## AIM OF THE TASK
Extract every record, exactly as written, and ignore the pictures.

## GIVEN DATA
^^^^
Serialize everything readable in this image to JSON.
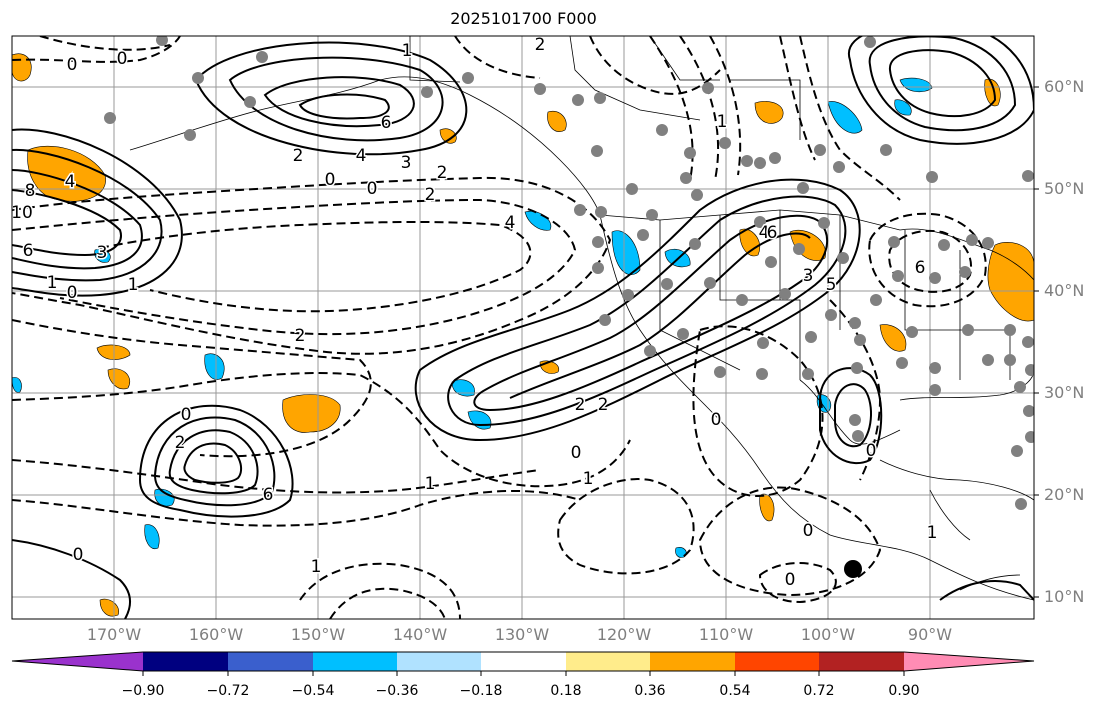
{
  "title": "2025101700 F000",
  "lat_labels": [
    "60°N",
    "50°N",
    "40°N",
    "30°N",
    "20°N",
    "10°N"
  ],
  "lon_labels": [
    "170°W",
    "160°W",
    "150°W",
    "140°W",
    "130°W",
    "120°W",
    "110°W",
    "100°W",
    "90°W"
  ],
  "colorbar": {
    "ticks": [
      "−0.90",
      "−0.72",
      "−0.54",
      "−0.36",
      "−0.18",
      "0.18",
      "0.36",
      "0.54",
      "0.72",
      "0.90"
    ],
    "colors": [
      "#9a32cd",
      "#000080",
      "#3a5fcd",
      "#00bfff",
      "#b0e2ff",
      "#ffffff",
      "#ffec8b",
      "#ffa500",
      "#ff4500",
      "#b22222",
      "#ff8cb4"
    ]
  },
  "contour_labels": [
    "0",
    "0",
    "1",
    "2",
    "6",
    "4",
    "3",
    "2",
    "0",
    "0",
    "2",
    "2",
    "4",
    "10",
    "8",
    "4",
    "6",
    "3",
    "1",
    "1",
    "0",
    "2",
    "4",
    "6",
    "6",
    "3",
    "5",
    "2",
    "2",
    "0",
    "1",
    "1",
    "0",
    "2",
    "6",
    "0",
    "1",
    "0",
    "0",
    "0",
    "1",
    "0",
    "1"
  ],
  "colors": {
    "pos_fill": "#ffa500",
    "neg_fill": "#00bfff",
    "grid": "#999999",
    "station": "#808080"
  }
}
^^^^
## SOLUTION TO THIS PROBLEM
Serialize everything readable in this image to JSON.
{
  "title": "2025101700 F000",
  "lat_labels": [
    "60°N",
    "50°N",
    "40°N",
    "30°N",
    "20°N",
    "10°N"
  ],
  "lon_labels": [
    "170°W",
    "160°W",
    "150°W",
    "140°W",
    "130°W",
    "120°W",
    "110°W",
    "100°W",
    "90°W"
  ],
  "colorbar": {
    "ticks": [
      "−0.90",
      "−0.72",
      "−0.54",
      "−0.36",
      "−0.18",
      "0.18",
      "0.36",
      "0.54",
      "0.72",
      "0.90"
    ],
    "colors": [
      "#9a32cd",
      "#000080",
      "#3a5fcd",
      "#00bfff",
      "#b0e2ff",
      "#ffffff",
      "#ffec8b",
      "#ffa500",
      "#ff4500",
      "#b22222",
      "#ff8cb4"
    ]
  },
  "contour_labels": [
    "0",
    "0",
    "1",
    "2",
    "6",
    "4",
    "3",
    "2",
    "0",
    "0",
    "2",
    "2",
    "4",
    "10",
    "8",
    "4",
    "6",
    "3",
    "1",
    "1",
    "0",
    "2",
    "4",
    "6",
    "6",
    "3",
    "5",
    "2",
    "2",
    "0",
    "1",
    "1",
    "0",
    "2",
    "6",
    "0",
    "1",
    "0",
    "0",
    "0",
    "1",
    "0",
    "1"
  ],
  "colors": {
    "pos_fill": "#ffa500",
    "neg_fill": "#00bfff",
    "grid": "#999999",
    "station": "#808080"
  }
}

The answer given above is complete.